═════ Records provided

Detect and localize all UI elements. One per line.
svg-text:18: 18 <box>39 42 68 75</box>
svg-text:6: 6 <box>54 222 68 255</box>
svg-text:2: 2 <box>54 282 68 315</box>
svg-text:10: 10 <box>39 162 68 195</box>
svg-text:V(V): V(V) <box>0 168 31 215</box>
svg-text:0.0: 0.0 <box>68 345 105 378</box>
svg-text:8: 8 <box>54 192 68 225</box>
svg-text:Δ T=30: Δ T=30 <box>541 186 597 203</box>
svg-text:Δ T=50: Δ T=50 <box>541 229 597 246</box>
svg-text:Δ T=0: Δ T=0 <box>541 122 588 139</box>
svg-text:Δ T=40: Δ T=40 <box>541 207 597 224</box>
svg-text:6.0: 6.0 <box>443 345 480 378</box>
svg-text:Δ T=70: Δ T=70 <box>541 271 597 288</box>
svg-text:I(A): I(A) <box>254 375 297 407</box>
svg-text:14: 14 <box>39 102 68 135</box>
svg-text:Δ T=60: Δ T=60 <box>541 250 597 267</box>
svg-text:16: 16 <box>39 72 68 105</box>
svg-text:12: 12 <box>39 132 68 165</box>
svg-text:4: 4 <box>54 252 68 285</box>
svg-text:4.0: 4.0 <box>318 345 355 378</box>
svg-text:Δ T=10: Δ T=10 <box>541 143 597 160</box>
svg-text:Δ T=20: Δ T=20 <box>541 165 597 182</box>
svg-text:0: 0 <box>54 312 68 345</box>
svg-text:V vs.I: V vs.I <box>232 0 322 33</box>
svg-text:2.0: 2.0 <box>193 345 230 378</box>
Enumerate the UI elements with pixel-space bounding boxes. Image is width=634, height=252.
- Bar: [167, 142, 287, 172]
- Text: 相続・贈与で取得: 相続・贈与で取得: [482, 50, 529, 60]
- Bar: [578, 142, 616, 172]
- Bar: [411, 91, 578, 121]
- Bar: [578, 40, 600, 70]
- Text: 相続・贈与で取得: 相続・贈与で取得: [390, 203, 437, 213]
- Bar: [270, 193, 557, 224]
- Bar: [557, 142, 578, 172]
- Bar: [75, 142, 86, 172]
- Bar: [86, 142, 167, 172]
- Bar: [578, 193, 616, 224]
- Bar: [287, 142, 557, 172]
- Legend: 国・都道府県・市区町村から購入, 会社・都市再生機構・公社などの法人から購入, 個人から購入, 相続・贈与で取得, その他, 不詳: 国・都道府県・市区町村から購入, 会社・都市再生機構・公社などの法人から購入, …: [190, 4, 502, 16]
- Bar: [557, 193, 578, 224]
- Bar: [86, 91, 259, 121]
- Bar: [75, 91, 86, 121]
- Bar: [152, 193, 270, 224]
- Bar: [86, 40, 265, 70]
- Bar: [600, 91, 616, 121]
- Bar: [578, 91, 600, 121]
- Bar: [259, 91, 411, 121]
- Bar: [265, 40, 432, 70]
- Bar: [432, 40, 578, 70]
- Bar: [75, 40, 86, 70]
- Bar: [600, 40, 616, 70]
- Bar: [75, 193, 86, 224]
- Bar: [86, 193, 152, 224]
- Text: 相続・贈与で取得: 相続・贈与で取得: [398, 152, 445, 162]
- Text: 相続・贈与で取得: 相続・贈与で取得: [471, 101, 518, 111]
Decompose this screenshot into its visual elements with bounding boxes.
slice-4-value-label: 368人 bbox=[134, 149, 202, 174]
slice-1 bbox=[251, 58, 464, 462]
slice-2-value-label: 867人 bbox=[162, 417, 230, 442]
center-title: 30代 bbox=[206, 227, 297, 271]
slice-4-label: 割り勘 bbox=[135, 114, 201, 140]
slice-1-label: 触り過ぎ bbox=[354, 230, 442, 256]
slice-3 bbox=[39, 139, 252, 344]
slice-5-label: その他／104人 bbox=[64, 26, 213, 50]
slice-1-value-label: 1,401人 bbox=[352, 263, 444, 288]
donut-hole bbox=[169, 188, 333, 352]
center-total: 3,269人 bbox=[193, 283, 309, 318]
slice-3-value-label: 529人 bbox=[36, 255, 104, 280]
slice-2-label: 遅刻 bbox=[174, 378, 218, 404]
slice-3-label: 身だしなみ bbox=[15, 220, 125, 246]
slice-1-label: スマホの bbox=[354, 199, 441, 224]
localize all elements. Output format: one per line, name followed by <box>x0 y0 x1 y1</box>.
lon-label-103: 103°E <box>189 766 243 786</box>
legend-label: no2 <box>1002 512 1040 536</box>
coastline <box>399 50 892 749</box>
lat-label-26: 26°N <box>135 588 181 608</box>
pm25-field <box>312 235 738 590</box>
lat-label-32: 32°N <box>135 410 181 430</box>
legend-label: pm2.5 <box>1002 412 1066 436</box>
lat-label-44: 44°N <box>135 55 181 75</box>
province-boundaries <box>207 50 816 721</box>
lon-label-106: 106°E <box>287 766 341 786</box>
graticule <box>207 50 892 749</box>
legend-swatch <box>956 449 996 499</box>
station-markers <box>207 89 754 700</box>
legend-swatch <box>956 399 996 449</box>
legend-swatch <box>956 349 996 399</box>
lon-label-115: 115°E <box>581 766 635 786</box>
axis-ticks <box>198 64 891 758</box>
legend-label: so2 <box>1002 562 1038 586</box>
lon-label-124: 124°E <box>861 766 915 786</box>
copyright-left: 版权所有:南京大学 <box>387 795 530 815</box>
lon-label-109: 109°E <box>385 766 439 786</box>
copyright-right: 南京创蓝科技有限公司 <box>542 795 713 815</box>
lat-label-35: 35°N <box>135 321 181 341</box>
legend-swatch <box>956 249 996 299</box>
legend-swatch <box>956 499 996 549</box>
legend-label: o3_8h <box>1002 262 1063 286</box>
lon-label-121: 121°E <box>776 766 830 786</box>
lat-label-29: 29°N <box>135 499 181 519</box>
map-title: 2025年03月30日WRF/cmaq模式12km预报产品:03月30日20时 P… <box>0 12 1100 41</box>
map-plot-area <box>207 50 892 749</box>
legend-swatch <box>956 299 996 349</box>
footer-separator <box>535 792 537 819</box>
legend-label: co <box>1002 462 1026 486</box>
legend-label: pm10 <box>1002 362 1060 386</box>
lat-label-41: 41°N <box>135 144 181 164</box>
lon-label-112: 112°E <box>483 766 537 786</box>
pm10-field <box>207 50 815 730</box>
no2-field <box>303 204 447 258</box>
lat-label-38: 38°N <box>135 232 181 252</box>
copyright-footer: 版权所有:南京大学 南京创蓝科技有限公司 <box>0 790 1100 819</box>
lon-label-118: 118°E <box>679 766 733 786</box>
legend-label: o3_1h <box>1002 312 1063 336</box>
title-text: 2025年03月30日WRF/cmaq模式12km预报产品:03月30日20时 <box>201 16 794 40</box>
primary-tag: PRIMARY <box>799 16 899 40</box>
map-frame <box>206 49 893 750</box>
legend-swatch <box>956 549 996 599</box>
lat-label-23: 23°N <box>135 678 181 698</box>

══════════

Extract every line of the material above and reproduce each one unchanged, character for character.

▶ [Output of the task]:
Detect and localize all UI elements. One per line.
svg-text:18: 18 <box>39 42 68 75</box>
svg-text:6: 6 <box>54 222 68 255</box>
svg-text:2: 2 <box>54 282 68 315</box>
svg-text:10: 10 <box>39 162 68 195</box>
svg-text:V(V): V(V) <box>0 168 31 215</box>
svg-text:0.0: 0.0 <box>68 345 105 378</box>
svg-text:8: 8 <box>54 192 68 225</box>
svg-text:Δ T=30: Δ T=30 <box>541 186 597 203</box>
svg-text:Δ T=50: Δ T=50 <box>541 229 597 246</box>
svg-text:Δ T=0: Δ T=0 <box>541 122 588 139</box>
svg-text:Δ T=40: Δ T=40 <box>541 207 597 224</box>
svg-text:6.0: 6.0 <box>443 345 480 378</box>
svg-text:Δ T=70: Δ T=70 <box>541 271 597 288</box>
svg-text:I(A): I(A) <box>254 375 297 407</box>
svg-text:14: 14 <box>39 102 68 135</box>
svg-text:Δ T=60: Δ T=60 <box>541 250 597 267</box>
svg-text:16: 16 <box>39 72 68 105</box>
svg-text:12: 12 <box>39 132 68 165</box>
svg-text:4: 4 <box>54 252 68 285</box>
svg-text:4.0: 4.0 <box>318 345 355 378</box>
svg-text:Δ T=10: Δ T=10 <box>541 143 597 160</box>
svg-text:Δ T=20: Δ T=20 <box>541 165 597 182</box>
svg-text:0: 0 <box>54 312 68 345</box>
svg-text:V vs.I: V vs.I <box>232 0 322 33</box>
svg-text:2.0: 2.0 <box>193 345 230 378</box>
Enumerate the UI elements with pixel-space bounding boxes. Image is width=634, height=252.
- Bar: [167, 142, 287, 172]
- Text: 相続・贈与で取得: 相続・贈与で取得: [482, 50, 529, 60]
- Bar: [578, 142, 616, 172]
- Bar: [411, 91, 578, 121]
- Bar: [578, 40, 600, 70]
- Text: 相続・贈与で取得: 相続・贈与で取得: [390, 203, 437, 213]
- Bar: [270, 193, 557, 224]
- Bar: [557, 142, 578, 172]
- Bar: [75, 142, 86, 172]
- Bar: [86, 142, 167, 172]
- Bar: [578, 193, 616, 224]
- Bar: [287, 142, 557, 172]
- Legend: 国・都道府県・市区町村から購入, 会社・都市再生機構・公社などの法人から購入, 個人から購入, 相続・贈与で取得, その他, 不詳: 国・都道府県・市区町村から購入, 会社・都市再生機構・公社などの法人から購入, …: [190, 4, 502, 16]
- Bar: [557, 193, 578, 224]
- Bar: [86, 91, 259, 121]
- Bar: [75, 91, 86, 121]
- Bar: [152, 193, 270, 224]
- Bar: [86, 40, 265, 70]
- Bar: [600, 91, 616, 121]
- Bar: [578, 91, 600, 121]
- Bar: [259, 91, 411, 121]
- Bar: [265, 40, 432, 70]
- Bar: [432, 40, 578, 70]
- Bar: [75, 40, 86, 70]
- Bar: [600, 40, 616, 70]
- Bar: [75, 193, 86, 224]
- Bar: [86, 193, 152, 224]
- Text: 相続・贈与で取得: 相続・贈与で取得: [398, 152, 445, 162]
- Text: 相続・贈与で取得: 相続・贈与で取得: [471, 101, 518, 111]
Decompose this screenshot into its visual elements with bounding boxes.
slice-4-value-label: 368人 bbox=[134, 149, 202, 174]
slice-1 bbox=[251, 58, 464, 462]
slice-2-value-label: 867人 bbox=[162, 417, 230, 442]
center-title: 30代 bbox=[206, 227, 297, 271]
slice-4-label: 割り勘 bbox=[135, 114, 201, 140]
slice-1-label: 触り過ぎ bbox=[354, 230, 442, 256]
slice-3 bbox=[39, 139, 252, 344]
slice-5-label: その他／104人 bbox=[64, 26, 213, 50]
slice-1-value-label: 1,401人 bbox=[352, 263, 444, 288]
donut-hole bbox=[169, 188, 333, 352]
center-total: 3,269人 bbox=[193, 283, 309, 318]
slice-3-value-label: 529人 bbox=[36, 255, 104, 280]
slice-2-label: 遅刻 bbox=[174, 378, 218, 404]
slice-3-label: 身だしなみ bbox=[15, 220, 125, 246]
slice-1-label: スマホの bbox=[354, 199, 441, 224]
localize all elements. Output format: one per line, name followed by <box>x0 y0 x1 y1</box>.
lon-label-103: 103°E <box>189 766 243 786</box>
legend-label: no2 <box>1002 512 1040 536</box>
coastline <box>399 50 892 749</box>
lat-label-26: 26°N <box>135 588 181 608</box>
pm25-field <box>312 235 738 590</box>
lat-label-32: 32°N <box>135 410 181 430</box>
legend-label: pm2.5 <box>1002 412 1066 436</box>
lat-label-44: 44°N <box>135 55 181 75</box>
province-boundaries <box>207 50 816 721</box>
lon-label-106: 106°E <box>287 766 341 786</box>
graticule <box>207 50 892 749</box>
legend-swatch <box>956 449 996 499</box>
station-markers <box>207 89 754 700</box>
legend-swatch <box>956 399 996 449</box>
legend-swatch <box>956 349 996 399</box>
lon-label-115: 115°E <box>581 766 635 786</box>
axis-ticks <box>198 64 891 758</box>
legend-label: so2 <box>1002 562 1038 586</box>
lon-label-124: 124°E <box>861 766 915 786</box>
copyright-left: 版权所有:南京大学 <box>387 795 530 815</box>
lon-label-109: 109°E <box>385 766 439 786</box>
copyright-right: 南京创蓝科技有限公司 <box>542 795 713 815</box>
lat-label-35: 35°N <box>135 321 181 341</box>
legend-swatch <box>956 249 996 299</box>
legend-swatch <box>956 499 996 549</box>
legend-label: o3_8h <box>1002 262 1063 286</box>
lon-label-121: 121°E <box>776 766 830 786</box>
lat-label-29: 29°N <box>135 499 181 519</box>
map-title: 2025年03月30日WRF/cmaq模式12km预报产品:03月30日20时 P… <box>0 12 1100 41</box>
map-plot-area <box>207 50 892 749</box>
legend-swatch <box>956 299 996 349</box>
footer-separator <box>535 792 537 819</box>
legend-label: co <box>1002 462 1026 486</box>
legend-label: pm10 <box>1002 362 1060 386</box>
lat-label-41: 41°N <box>135 144 181 164</box>
lon-label-112: 112°E <box>483 766 537 786</box>
pm10-field <box>207 50 815 730</box>
no2-field <box>303 204 447 258</box>
lat-label-38: 38°N <box>135 232 181 252</box>
copyright-footer: 版权所有:南京大学 南京创蓝科技有限公司 <box>0 790 1100 819</box>
lon-label-118: 118°E <box>679 766 733 786</box>
legend-label: o3_1h <box>1002 312 1063 336</box>
title-text: 2025年03月30日WRF/cmaq模式12km预报产品:03月30日20时 <box>201 16 794 40</box>
primary-tag: PRIMARY <box>799 16 899 40</box>
map-frame <box>206 49 893 750</box>
legend-swatch <box>956 549 996 599</box>
lat-label-23: 23°N <box>135 678 181 698</box>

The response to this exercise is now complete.